Output every line exactly as written. Leave out pictures.
== Entries supplied ==
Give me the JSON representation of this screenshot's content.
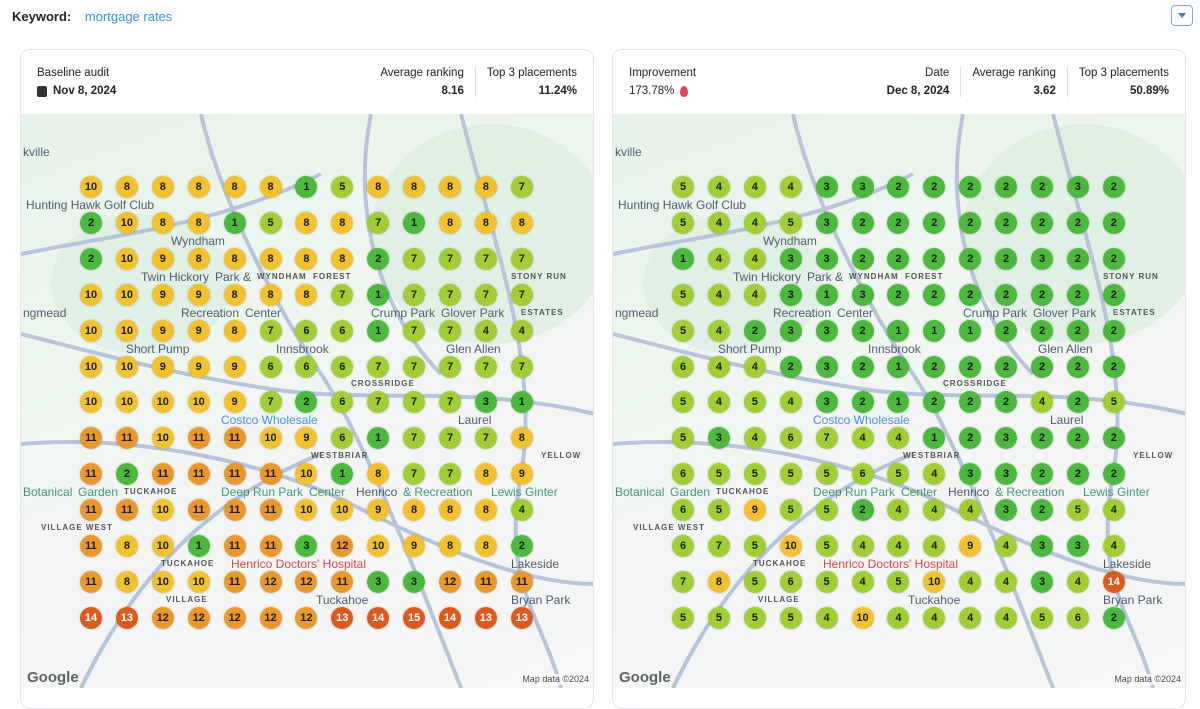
{
  "keyword": {
    "label": "Keyword:",
    "value": "mortgage rates"
  },
  "baseline": {
    "title": "Baseline audit",
    "date": "Nov 8, 2024",
    "avg_label": "Average ranking",
    "avg": "8.16",
    "top3_label": "Top 3 placements",
    "top3": "11.24%",
    "icon": "calendar-icon"
  },
  "current": {
    "improvement_label": "Improvement",
    "improvement": "173.78%",
    "date_label": "Date",
    "date": "Dec 8, 2024",
    "avg_label": "Average ranking",
    "avg": "3.62",
    "top3_label": "Top 3 placements",
    "top3": "50.89%",
    "icon": "flame-icon"
  },
  "colors": {
    "top": "#4cb83e",
    "good": "#9fcf35",
    "mid": "#f2c22e",
    "low": "#e9982b",
    "poor": "#dc5a1e"
  },
  "map": {
    "attribution": "Map data ©2024",
    "logo": "Google",
    "labels": [
      "kville",
      "Hunting Hawk Golf Club",
      "Wyndham",
      "Twin Hickory",
      "Park &",
      "Recreation",
      "Center",
      "WYNDHAM",
      "FOREST",
      "Glover Park",
      "STONY RUN",
      "ESTATES",
      "ngmead",
      "Crump Park",
      "Short Pump",
      "Innsbrook",
      "Glen Allen",
      "Costco Wholesale",
      "Laurel",
      "Henrico",
      "YELLOW",
      "Deep Run Park",
      "& Recreation",
      "Center",
      "Lewis Ginter",
      "Botanical",
      "Garden",
      "TUCKAHOE",
      "VILLAGE WEST",
      "Henrico Doctors' Hospital",
      "Lakeside",
      "TUCKAHOE",
      "VILLAGE",
      "Bryan Park",
      "Tuckahoe",
      "WESTBRIAR",
      "CROSSRIDGE"
    ]
  },
  "grids": {
    "baseline": [
      [
        10,
        8,
        8,
        8,
        8,
        8,
        1,
        5,
        8,
        8,
        8,
        8,
        7
      ],
      [
        2,
        10,
        8,
        8,
        1,
        5,
        8,
        8,
        7,
        1,
        8,
        8,
        8
      ],
      [
        2,
        10,
        9,
        8,
        8,
        8,
        8,
        8,
        2,
        7,
        7,
        7,
        7
      ],
      [
        10,
        10,
        9,
        9,
        8,
        8,
        8,
        7,
        1,
        7,
        7,
        7,
        7
      ],
      [
        10,
        10,
        9,
        9,
        8,
        7,
        6,
        6,
        1,
        7,
        7,
        4,
        4
      ],
      [
        10,
        10,
        9,
        9,
        9,
        6,
        6,
        6,
        7,
        7,
        7,
        7,
        7
      ],
      [
        10,
        10,
        10,
        10,
        9,
        7,
        2,
        6,
        7,
        7,
        7,
        3,
        1
      ],
      [
        11,
        11,
        10,
        11,
        11,
        10,
        9,
        6,
        1,
        7,
        7,
        7,
        8
      ],
      [
        11,
        2,
        11,
        11,
        11,
        11,
        10,
        1,
        8,
        7,
        7,
        8,
        9
      ],
      [
        11,
        11,
        10,
        11,
        11,
        11,
        10,
        10,
        9,
        8,
        8,
        8,
        4
      ],
      [
        11,
        8,
        10,
        1,
        11,
        11,
        3,
        12,
        10,
        9,
        8,
        8,
        2
      ],
      [
        11,
        8,
        10,
        10,
        11,
        12,
        12,
        11,
        3,
        3,
        12,
        11,
        11
      ],
      [
        14,
        13,
        12,
        12,
        12,
        12,
        12,
        13,
        14,
        15,
        14,
        13,
        13
      ]
    ],
    "current": [
      [
        5,
        4,
        4,
        4,
        3,
        3,
        2,
        2,
        2,
        2,
        2,
        3,
        2
      ],
      [
        5,
        4,
        4,
        5,
        3,
        2,
        2,
        2,
        2,
        2,
        2,
        2,
        2
      ],
      [
        1,
        4,
        4,
        3,
        3,
        2,
        2,
        2,
        2,
        2,
        3,
        2,
        2
      ],
      [
        5,
        4,
        4,
        3,
        1,
        3,
        2,
        2,
        2,
        2,
        2,
        2,
        2
      ],
      [
        5,
        4,
        2,
        3,
        3,
        2,
        1,
        1,
        1,
        2,
        2,
        2,
        2
      ],
      [
        6,
        4,
        4,
        2,
        3,
        2,
        1,
        2,
        2,
        2,
        2,
        2,
        2
      ],
      [
        5,
        4,
        5,
        4,
        3,
        2,
        1,
        2,
        2,
        2,
        4,
        2,
        5
      ],
      [
        5,
        3,
        4,
        6,
        7,
        4,
        4,
        1,
        2,
        3,
        2,
        2,
        2
      ],
      [
        6,
        5,
        5,
        5,
        5,
        6,
        5,
        4,
        3,
        3,
        2,
        2,
        2
      ],
      [
        6,
        5,
        9,
        5,
        5,
        2,
        4,
        4,
        4,
        3,
        2,
        5,
        4
      ],
      [
        6,
        7,
        5,
        10,
        5,
        4,
        4,
        4,
        9,
        4,
        3,
        3,
        4
      ],
      [
        7,
        8,
        5,
        6,
        5,
        4,
        5,
        10,
        4,
        4,
        3,
        4,
        14
      ],
      [
        5,
        5,
        5,
        5,
        4,
        10,
        4,
        4,
        4,
        4,
        5,
        6,
        2
      ]
    ]
  }
}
===
Answer to this exercise:
Give me the JSON representation of this screenshot's content.
{
  "keyword": {
    "label": "Keyword:",
    "value": "mortgage rates"
  },
  "baseline": {
    "title": "Baseline audit",
    "date": "Nov 8, 2024",
    "avg_label": "Average ranking",
    "avg": "8.16",
    "top3_label": "Top 3 placements",
    "top3": "11.24%",
    "icon": "calendar-icon"
  },
  "current": {
    "improvement_label": "Improvement",
    "improvement": "173.78%",
    "date_label": "Date",
    "date": "Dec 8, 2024",
    "avg_label": "Average ranking",
    "avg": "3.62",
    "top3_label": "Top 3 placements",
    "top3": "50.89%",
    "icon": "flame-icon"
  },
  "colors": {
    "top": "#4cb83e",
    "good": "#9fcf35",
    "mid": "#f2c22e",
    "low": "#e9982b",
    "poor": "#dc5a1e"
  },
  "map": {
    "attribution": "Map data ©2024",
    "logo": "Google",
    "labels": [
      "kville",
      "Hunting Hawk Golf Club",
      "Wyndham",
      "Twin Hickory",
      "Park &",
      "Recreation",
      "Center",
      "WYNDHAM",
      "FOREST",
      "Glover Park",
      "STONY RUN",
      "ESTATES",
      "ngmead",
      "Crump Park",
      "Short Pump",
      "Innsbrook",
      "Glen Allen",
      "Costco Wholesale",
      "Laurel",
      "Henrico",
      "YELLOW",
      "Deep Run Park",
      "& Recreation",
      "Center",
      "Lewis Ginter",
      "Botanical",
      "Garden",
      "TUCKAHOE",
      "VILLAGE WEST",
      "Henrico Doctors' Hospital",
      "Lakeside",
      "TUCKAHOE",
      "VILLAGE",
      "Bryan Park",
      "Tuckahoe",
      "WESTBRIAR",
      "CROSSRIDGE"
    ]
  },
  "grids": {
    "baseline": [
      [
        10,
        8,
        8,
        8,
        8,
        8,
        1,
        5,
        8,
        8,
        8,
        8,
        7
      ],
      [
        2,
        10,
        8,
        8,
        1,
        5,
        8,
        8,
        7,
        1,
        8,
        8,
        8
      ],
      [
        2,
        10,
        9,
        8,
        8,
        8,
        8,
        8,
        2,
        7,
        7,
        7,
        7
      ],
      [
        10,
        10,
        9,
        9,
        8,
        8,
        8,
        7,
        1,
        7,
        7,
        7,
        7
      ],
      [
        10,
        10,
        9,
        9,
        8,
        7,
        6,
        6,
        1,
        7,
        7,
        4,
        4
      ],
      [
        10,
        10,
        9,
        9,
        9,
        6,
        6,
        6,
        7,
        7,
        7,
        7,
        7
      ],
      [
        10,
        10,
        10,
        10,
        9,
        7,
        2,
        6,
        7,
        7,
        7,
        3,
        1
      ],
      [
        11,
        11,
        10,
        11,
        11,
        10,
        9,
        6,
        1,
        7,
        7,
        7,
        8
      ],
      [
        11,
        2,
        11,
        11,
        11,
        11,
        10,
        1,
        8,
        7,
        7,
        8,
        9
      ],
      [
        11,
        11,
        10,
        11,
        11,
        11,
        10,
        10,
        9,
        8,
        8,
        8,
        4
      ],
      [
        11,
        8,
        10,
        1,
        11,
        11,
        3,
        12,
        10,
        9,
        8,
        8,
        2
      ],
      [
        11,
        8,
        10,
        10,
        11,
        12,
        12,
        11,
        3,
        3,
        12,
        11,
        11
      ],
      [
        14,
        13,
        12,
        12,
        12,
        12,
        12,
        13,
        14,
        15,
        14,
        13,
        13
      ]
    ],
    "current": [
      [
        5,
        4,
        4,
        4,
        3,
        3,
        2,
        2,
        2,
        2,
        2,
        3,
        2
      ],
      [
        5,
        4,
        4,
        5,
        3,
        2,
        2,
        2,
        2,
        2,
        2,
        2,
        2
      ],
      [
        1,
        4,
        4,
        3,
        3,
        2,
        2,
        2,
        2,
        2,
        3,
        2,
        2
      ],
      [
        5,
        4,
        4,
        3,
        1,
        3,
        2,
        2,
        2,
        2,
        2,
        2,
        2
      ],
      [
        5,
        4,
        2,
        3,
        3,
        2,
        1,
        1,
        1,
        2,
        2,
        2,
        2
      ],
      [
        6,
        4,
        4,
        2,
        3,
        2,
        1,
        2,
        2,
        2,
        2,
        2,
        2
      ],
      [
        5,
        4,
        5,
        4,
        3,
        2,
        1,
        2,
        2,
        2,
        4,
        2,
        5
      ],
      [
        5,
        3,
        4,
        6,
        7,
        4,
        4,
        1,
        2,
        3,
        2,
        2,
        2
      ],
      [
        6,
        5,
        5,
        5,
        5,
        6,
        5,
        4,
        3,
        3,
        2,
        2,
        2
      ],
      [
        6,
        5,
        9,
        5,
        5,
        2,
        4,
        4,
        4,
        3,
        2,
        5,
        4
      ],
      [
        6,
        7,
        5,
        10,
        5,
        4,
        4,
        4,
        9,
        4,
        3,
        3,
        4
      ],
      [
        7,
        8,
        5,
        6,
        5,
        4,
        5,
        10,
        4,
        4,
        3,
        4,
        14
      ],
      [
        5,
        5,
        5,
        5,
        4,
        10,
        4,
        4,
        4,
        4,
        5,
        6,
        2
      ]
    ]
  }
}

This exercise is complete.